> **Exercise brief**: Return all the data below as it stands, minus the pictures.
___ Extracted information
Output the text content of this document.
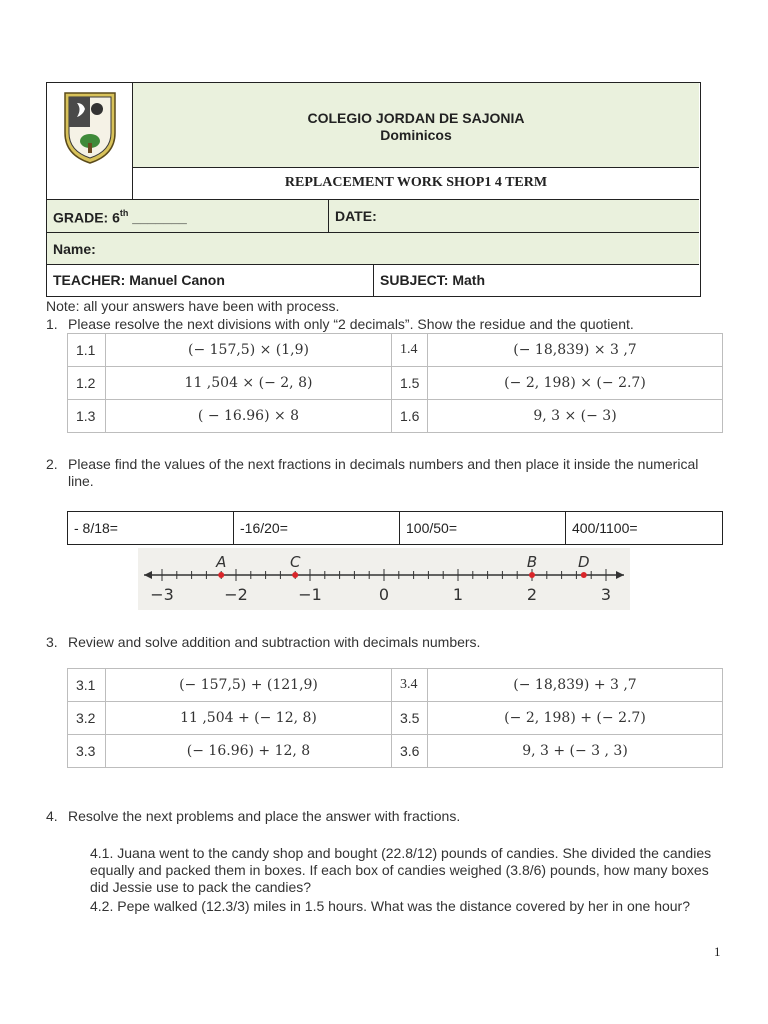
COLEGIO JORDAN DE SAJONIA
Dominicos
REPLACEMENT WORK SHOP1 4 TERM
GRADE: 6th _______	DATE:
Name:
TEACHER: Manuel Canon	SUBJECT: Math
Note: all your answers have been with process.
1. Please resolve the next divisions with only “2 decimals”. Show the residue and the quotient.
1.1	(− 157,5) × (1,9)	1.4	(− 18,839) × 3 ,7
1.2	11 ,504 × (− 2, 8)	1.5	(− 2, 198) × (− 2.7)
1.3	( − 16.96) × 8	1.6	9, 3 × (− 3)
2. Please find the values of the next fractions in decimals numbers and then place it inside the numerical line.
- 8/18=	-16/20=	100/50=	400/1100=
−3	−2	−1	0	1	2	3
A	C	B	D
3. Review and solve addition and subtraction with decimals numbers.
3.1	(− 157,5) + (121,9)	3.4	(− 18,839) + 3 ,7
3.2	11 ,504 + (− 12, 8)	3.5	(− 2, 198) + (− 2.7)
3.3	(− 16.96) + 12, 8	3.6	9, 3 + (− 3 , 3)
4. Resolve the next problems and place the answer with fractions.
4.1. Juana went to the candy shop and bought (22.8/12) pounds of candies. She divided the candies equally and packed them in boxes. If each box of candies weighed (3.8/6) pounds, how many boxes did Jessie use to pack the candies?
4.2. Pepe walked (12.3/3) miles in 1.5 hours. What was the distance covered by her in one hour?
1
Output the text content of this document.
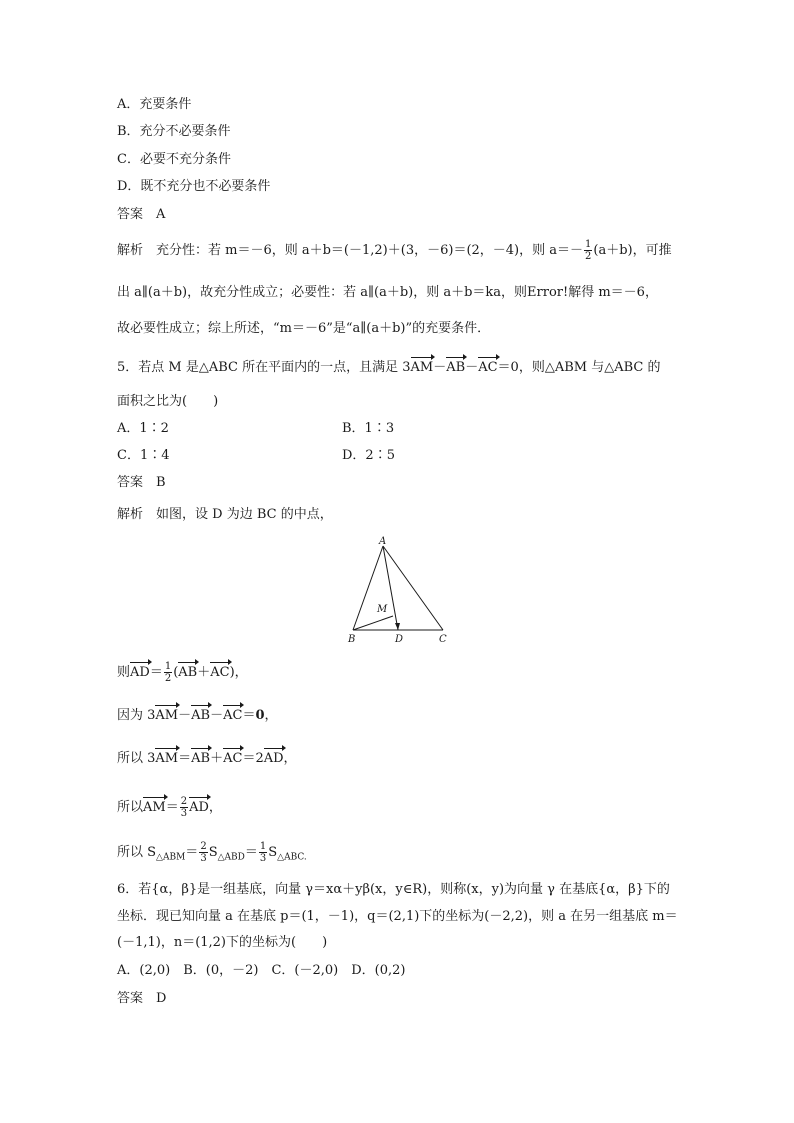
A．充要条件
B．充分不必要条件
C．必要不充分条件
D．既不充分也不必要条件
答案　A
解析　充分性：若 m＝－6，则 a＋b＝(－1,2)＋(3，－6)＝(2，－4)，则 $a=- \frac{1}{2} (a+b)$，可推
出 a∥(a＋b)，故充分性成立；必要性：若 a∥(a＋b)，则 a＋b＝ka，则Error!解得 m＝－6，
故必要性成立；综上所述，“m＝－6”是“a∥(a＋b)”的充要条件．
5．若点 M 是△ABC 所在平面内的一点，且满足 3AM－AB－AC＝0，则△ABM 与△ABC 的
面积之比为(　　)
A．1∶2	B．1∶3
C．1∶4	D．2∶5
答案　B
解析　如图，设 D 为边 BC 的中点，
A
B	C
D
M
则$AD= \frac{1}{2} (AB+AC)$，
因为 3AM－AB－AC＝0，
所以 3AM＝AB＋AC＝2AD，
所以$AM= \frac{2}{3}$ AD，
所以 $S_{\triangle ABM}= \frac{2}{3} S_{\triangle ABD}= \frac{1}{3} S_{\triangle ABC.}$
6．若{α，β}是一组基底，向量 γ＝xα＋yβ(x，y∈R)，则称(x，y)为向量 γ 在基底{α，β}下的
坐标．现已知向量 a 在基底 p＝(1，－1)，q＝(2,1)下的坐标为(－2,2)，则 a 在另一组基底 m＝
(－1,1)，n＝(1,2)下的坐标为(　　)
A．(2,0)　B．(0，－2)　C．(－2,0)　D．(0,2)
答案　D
______
> **Answer to the problem**:
Output the text content of this document.
COLEGIO JORDAN DE SAJONIA
Dominicos
REPLACEMENT WORK SHOP1 4 TERM
GRADE: 6th _______	DATE:
Name:
TEACHER: Manuel Canon	SUBJECT: Math
Note: all your answers have been with process.
1. Please resolve the next divisions with only “2 decimals”. Show the residue and the quotient.
1.1	(− 157,5) × (1,9)	1.4	(− 18,839) × 3 ,7
1.2	11 ,504 × (− 2, 8)	1.5	(− 2, 198) × (− 2.7)
1.3	( − 16.96) × 8	1.6	9, 3 × (− 3)
2. Please find the values of the next fractions in decimals numbers and then place it inside the numerical line.
- 8/18=	-16/20=	100/50=	400/1100=
−3	−2	−1	0	1	2	3
A	C	B	D
3. Review and solve addition and subtraction with decimals numbers.
3.1	(− 157,5) + (121,9)	3.4	(− 18,839) + 3 ,7
3.2	11 ,504 + (− 12, 8)	3.5	(− 2, 198) + (− 2.7)
3.3	(− 16.96) + 12, 8	3.6	9, 3 + (− 3 , 3)
4. Resolve the next problems and place the answer with fractions.
4.1. Juana went to the candy shop and bought (22.8/12) pounds of candies. She divided the candies equally and packed them in boxes. If each box of candies weighed (3.8/6) pounds, how many boxes did Jessie use to pack the candies?
4.2. Pepe walked (12.3/3) miles in 1.5 hours. What was the distance covered by her in one hour?
1
Output the text content of this document.
A．充要条件
B．充分不必要条件
C．必要不充分条件
D．既不充分也不必要条件
答案　A
解析　充分性：若 m＝－6，则 a＋b＝(－1,2)＋(3，－6)＝(2，－4)，则 $a=- \frac{1}{2} (a+b)$，可推
出 a∥(a＋b)，故充分性成立；必要性：若 a∥(a＋b)，则 a＋b＝ka，则Error!解得 m＝－6，
故必要性成立；综上所述，“m＝－6”是“a∥(a＋b)”的充要条件．
5．若点 M 是△ABC 所在平面内的一点，且满足 3AM－AB－AC＝0，则△ABM 与△ABC 的
面积之比为(　　)
A．1∶2	B．1∶3
C．1∶4	D．2∶5
答案　B
解析　如图，设 D 为边 BC 的中点，
A
B	C
D
M
则$AD= \frac{1}{2} (AB+AC)$，
因为 3AM－AB－AC＝0，
所以 3AM＝AB＋AC＝2AD，
所以$AM= \frac{2}{3}$ AD，
所以 $S_{\triangle ABM}= \frac{2}{3} S_{\triangle ABD}= \frac{1}{3} S_{\triangle ABC.}$
6．若{α，β}是一组基底，向量 γ＝xα＋yβ(x，y∈R)，则称(x，y)为向量 γ 在基底{α，β}下的
坐标．现已知向量 a 在基底 p＝(1，－1)，q＝(2,1)下的坐标为(－2,2)，则 a 在另一组基底 m＝
(－1,1)，n＝(1,2)下的坐标为(　　)
A．(2,0)　B．(0，－2)　C．(－2,0)　D．(0,2)
答案　D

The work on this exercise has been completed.